• Exercise objective
In the records below, arrange the lines as a Markdown table with the columns Row and Entry. Start with the line containing "Where is each" and continue through the line containing "Text: protocol: protocol [4, 268, 49, 278]", numbering each row, skipping blank lines and leaving out the pictures.

• Rows
[START]

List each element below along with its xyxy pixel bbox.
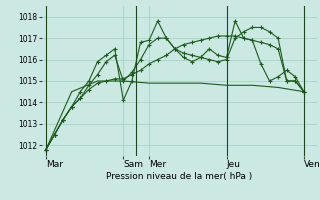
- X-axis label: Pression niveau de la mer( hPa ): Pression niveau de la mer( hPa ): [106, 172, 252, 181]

[END]
[START]

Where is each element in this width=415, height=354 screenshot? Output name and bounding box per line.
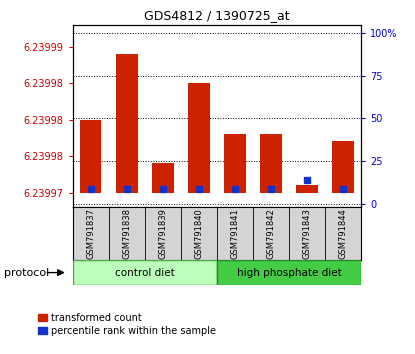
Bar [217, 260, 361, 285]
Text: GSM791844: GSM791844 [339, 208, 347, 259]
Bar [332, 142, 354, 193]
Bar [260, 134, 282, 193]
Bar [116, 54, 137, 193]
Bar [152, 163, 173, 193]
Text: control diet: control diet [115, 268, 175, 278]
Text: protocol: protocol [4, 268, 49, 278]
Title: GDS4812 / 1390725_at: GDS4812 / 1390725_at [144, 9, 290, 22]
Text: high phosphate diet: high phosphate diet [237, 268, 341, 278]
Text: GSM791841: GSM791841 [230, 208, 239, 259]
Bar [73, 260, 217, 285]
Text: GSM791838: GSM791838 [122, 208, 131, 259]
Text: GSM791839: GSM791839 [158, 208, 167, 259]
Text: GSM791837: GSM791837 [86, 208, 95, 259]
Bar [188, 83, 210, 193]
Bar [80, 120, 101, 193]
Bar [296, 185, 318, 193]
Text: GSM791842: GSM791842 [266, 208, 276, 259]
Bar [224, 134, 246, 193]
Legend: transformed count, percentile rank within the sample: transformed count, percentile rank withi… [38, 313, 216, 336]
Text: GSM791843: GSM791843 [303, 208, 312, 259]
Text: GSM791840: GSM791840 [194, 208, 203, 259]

[END]
[START]

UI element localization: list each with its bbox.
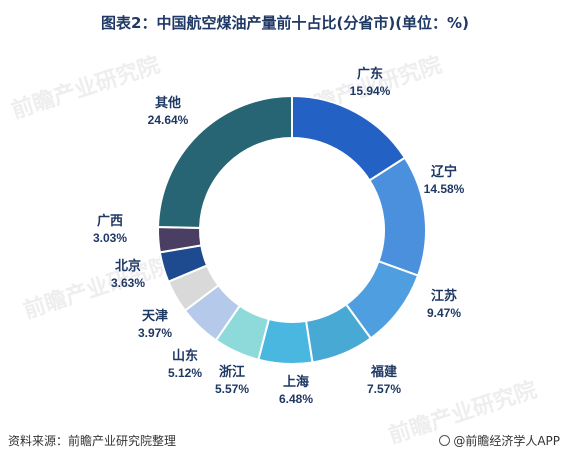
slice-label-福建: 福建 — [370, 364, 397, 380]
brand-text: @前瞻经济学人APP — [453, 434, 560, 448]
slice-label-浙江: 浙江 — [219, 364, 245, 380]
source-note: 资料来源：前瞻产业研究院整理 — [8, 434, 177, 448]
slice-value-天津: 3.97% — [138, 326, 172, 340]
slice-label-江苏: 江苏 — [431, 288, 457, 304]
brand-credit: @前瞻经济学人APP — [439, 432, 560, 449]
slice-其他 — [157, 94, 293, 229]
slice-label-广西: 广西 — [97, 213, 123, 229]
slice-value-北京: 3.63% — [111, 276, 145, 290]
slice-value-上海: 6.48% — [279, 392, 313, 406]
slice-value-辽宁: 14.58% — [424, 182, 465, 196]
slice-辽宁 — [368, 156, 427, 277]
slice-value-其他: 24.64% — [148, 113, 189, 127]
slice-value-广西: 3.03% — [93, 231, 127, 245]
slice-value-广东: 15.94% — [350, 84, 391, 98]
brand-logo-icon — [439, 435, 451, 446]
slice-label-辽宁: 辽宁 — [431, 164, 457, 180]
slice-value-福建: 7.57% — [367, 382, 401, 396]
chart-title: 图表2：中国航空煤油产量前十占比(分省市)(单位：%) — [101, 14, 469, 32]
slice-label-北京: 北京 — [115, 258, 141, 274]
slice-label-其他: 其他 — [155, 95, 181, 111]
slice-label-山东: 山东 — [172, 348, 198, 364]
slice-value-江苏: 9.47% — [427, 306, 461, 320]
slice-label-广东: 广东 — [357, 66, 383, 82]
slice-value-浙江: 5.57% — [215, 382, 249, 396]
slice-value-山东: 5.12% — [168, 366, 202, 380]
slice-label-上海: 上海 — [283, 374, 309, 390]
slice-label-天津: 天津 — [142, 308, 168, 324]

[END]

• Solution for this problem
| Row | Entry |
|---|---|
| 1 | Where is each element in this width=415, height=354 screenshot? Output name and bounding box per line. |
| 2 | Bar [217, 260, 361, 285] |
| 3 | Text: GSM791844: GSM791844 [339, 208, 347, 259] |
| 4 | Bar [332, 142, 354, 193] |
| 5 | Bar [260, 134, 282, 193] |
| 6 | Bar [116, 54, 137, 193] |
| 7 | Bar [152, 163, 173, 193] |
| 8 | Text: control diet: control diet [115, 268, 175, 278] |
| 9 | Text: protocol: protocol [4, 268, 49, 278] |